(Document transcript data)
========
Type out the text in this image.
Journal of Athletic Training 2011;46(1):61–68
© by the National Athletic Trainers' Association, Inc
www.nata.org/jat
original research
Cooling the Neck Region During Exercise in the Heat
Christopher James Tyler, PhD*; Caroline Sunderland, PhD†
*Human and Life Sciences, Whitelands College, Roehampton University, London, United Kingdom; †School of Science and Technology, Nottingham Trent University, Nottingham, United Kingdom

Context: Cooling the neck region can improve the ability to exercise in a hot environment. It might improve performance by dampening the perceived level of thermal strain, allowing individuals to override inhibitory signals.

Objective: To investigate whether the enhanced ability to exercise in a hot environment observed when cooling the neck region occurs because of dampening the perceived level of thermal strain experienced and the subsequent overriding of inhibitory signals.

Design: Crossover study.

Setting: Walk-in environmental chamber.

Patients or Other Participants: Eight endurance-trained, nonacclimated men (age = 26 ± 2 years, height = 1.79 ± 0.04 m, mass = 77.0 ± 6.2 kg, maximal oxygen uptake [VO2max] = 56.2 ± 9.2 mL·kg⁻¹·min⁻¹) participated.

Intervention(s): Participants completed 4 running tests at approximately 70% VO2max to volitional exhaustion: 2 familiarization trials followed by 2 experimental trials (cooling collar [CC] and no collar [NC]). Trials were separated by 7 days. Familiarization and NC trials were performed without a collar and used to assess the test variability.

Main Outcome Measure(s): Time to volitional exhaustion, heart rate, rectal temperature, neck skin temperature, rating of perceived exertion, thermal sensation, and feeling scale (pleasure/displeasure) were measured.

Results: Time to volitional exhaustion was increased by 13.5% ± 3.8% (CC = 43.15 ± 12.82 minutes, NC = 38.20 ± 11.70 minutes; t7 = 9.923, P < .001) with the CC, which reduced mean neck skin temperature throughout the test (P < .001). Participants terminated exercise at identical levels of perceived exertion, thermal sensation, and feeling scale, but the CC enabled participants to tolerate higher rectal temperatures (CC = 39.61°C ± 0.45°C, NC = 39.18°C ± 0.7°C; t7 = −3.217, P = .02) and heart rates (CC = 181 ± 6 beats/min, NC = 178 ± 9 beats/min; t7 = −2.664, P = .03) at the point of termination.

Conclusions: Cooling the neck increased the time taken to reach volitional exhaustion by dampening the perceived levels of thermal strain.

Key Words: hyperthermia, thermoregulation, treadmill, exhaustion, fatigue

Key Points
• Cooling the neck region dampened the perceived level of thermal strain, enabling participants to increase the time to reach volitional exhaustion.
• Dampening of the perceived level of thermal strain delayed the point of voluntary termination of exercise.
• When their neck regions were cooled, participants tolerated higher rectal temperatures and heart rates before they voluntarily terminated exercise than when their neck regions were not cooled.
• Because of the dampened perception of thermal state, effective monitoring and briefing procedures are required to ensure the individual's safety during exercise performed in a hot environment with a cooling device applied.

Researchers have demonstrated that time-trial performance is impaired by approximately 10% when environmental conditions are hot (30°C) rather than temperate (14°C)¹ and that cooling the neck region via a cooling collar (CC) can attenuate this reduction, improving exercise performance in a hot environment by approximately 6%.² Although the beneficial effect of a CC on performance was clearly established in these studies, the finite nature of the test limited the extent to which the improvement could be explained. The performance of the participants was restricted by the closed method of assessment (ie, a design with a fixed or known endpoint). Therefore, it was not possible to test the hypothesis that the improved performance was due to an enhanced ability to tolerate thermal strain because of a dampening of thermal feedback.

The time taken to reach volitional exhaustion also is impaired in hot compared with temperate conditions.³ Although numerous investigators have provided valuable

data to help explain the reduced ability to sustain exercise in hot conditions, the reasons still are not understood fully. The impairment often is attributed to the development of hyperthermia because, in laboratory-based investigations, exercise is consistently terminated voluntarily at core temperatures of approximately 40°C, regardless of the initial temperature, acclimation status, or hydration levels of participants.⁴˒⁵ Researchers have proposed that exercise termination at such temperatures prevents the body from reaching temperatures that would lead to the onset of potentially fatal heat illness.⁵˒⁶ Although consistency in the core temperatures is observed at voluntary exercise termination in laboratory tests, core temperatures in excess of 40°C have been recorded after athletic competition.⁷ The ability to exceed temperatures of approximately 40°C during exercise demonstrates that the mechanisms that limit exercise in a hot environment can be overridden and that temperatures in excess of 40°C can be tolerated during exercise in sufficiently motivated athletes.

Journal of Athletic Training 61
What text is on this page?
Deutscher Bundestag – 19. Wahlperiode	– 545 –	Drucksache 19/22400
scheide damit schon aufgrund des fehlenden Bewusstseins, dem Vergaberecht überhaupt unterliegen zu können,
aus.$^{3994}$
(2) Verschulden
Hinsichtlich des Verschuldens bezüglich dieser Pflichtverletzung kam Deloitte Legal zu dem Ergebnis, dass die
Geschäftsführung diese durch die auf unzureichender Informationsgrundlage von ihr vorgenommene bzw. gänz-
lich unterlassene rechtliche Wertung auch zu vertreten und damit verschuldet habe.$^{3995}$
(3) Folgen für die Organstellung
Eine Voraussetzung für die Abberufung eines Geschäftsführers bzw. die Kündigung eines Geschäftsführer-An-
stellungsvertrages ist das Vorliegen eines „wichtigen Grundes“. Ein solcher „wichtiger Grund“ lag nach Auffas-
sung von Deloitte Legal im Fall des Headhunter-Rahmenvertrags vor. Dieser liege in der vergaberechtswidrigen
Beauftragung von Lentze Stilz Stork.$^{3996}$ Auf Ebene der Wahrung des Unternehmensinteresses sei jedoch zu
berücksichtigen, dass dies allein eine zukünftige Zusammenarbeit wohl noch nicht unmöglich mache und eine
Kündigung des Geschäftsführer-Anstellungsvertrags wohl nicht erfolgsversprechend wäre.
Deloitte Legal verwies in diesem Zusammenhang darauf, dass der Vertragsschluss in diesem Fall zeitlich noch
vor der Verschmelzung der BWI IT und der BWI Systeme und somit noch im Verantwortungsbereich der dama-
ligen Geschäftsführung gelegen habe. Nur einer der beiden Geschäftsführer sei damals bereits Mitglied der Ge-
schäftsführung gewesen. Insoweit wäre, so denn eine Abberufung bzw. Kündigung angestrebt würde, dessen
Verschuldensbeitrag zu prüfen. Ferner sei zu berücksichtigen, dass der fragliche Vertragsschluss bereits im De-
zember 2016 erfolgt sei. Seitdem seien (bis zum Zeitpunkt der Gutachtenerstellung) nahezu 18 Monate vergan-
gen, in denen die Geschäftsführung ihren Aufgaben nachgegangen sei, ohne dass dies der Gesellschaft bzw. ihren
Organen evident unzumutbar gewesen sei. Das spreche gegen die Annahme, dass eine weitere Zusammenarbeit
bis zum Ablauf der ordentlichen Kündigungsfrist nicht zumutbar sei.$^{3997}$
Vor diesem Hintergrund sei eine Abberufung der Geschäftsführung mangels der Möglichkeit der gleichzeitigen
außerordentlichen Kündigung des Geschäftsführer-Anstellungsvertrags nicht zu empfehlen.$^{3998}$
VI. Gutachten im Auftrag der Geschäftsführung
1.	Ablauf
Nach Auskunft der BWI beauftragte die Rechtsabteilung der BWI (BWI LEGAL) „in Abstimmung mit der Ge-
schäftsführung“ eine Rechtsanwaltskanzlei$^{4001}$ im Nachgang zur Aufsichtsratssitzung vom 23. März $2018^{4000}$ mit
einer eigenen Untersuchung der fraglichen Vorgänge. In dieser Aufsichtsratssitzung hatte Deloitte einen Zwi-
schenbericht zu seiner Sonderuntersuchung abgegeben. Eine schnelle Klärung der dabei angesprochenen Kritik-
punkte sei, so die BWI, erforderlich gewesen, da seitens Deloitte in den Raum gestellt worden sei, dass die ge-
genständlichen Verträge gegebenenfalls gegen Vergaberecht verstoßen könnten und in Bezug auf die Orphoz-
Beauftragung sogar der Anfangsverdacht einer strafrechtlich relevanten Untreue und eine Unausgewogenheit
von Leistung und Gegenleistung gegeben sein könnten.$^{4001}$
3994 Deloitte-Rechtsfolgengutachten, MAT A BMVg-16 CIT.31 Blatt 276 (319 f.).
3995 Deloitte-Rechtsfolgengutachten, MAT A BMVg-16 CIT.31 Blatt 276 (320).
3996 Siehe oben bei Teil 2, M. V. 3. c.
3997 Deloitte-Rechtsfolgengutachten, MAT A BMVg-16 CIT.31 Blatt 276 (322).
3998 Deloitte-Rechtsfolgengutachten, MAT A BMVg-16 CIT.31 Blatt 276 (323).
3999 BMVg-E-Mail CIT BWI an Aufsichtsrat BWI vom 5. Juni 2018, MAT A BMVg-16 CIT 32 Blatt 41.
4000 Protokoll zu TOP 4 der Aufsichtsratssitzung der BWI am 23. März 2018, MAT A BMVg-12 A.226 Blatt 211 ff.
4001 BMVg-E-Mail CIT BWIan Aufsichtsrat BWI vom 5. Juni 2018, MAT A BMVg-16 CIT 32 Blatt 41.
========
**Assignment:** Look over the records. Copy the lines that include the word "Geschäftsführer".

**Solution to the problem:**
Eine Voraussetzung für die Abberufung eines Geschäftsführers bzw. die Kündigung eines Geschäftsführer-An-
Kündigung des Geschäftsführer-Anstellungsvertrags wohl nicht erfolgsversprechend wäre.
ligen Geschäftsführung gelegen habe. Nur einer der beiden Geschäftsführer sei damals bereits Mitglied der Ge-
außerordentlichen Kündigung des Geschäftsführer-Anstellungsvertrags nicht zu empfehlen.$^{3998}$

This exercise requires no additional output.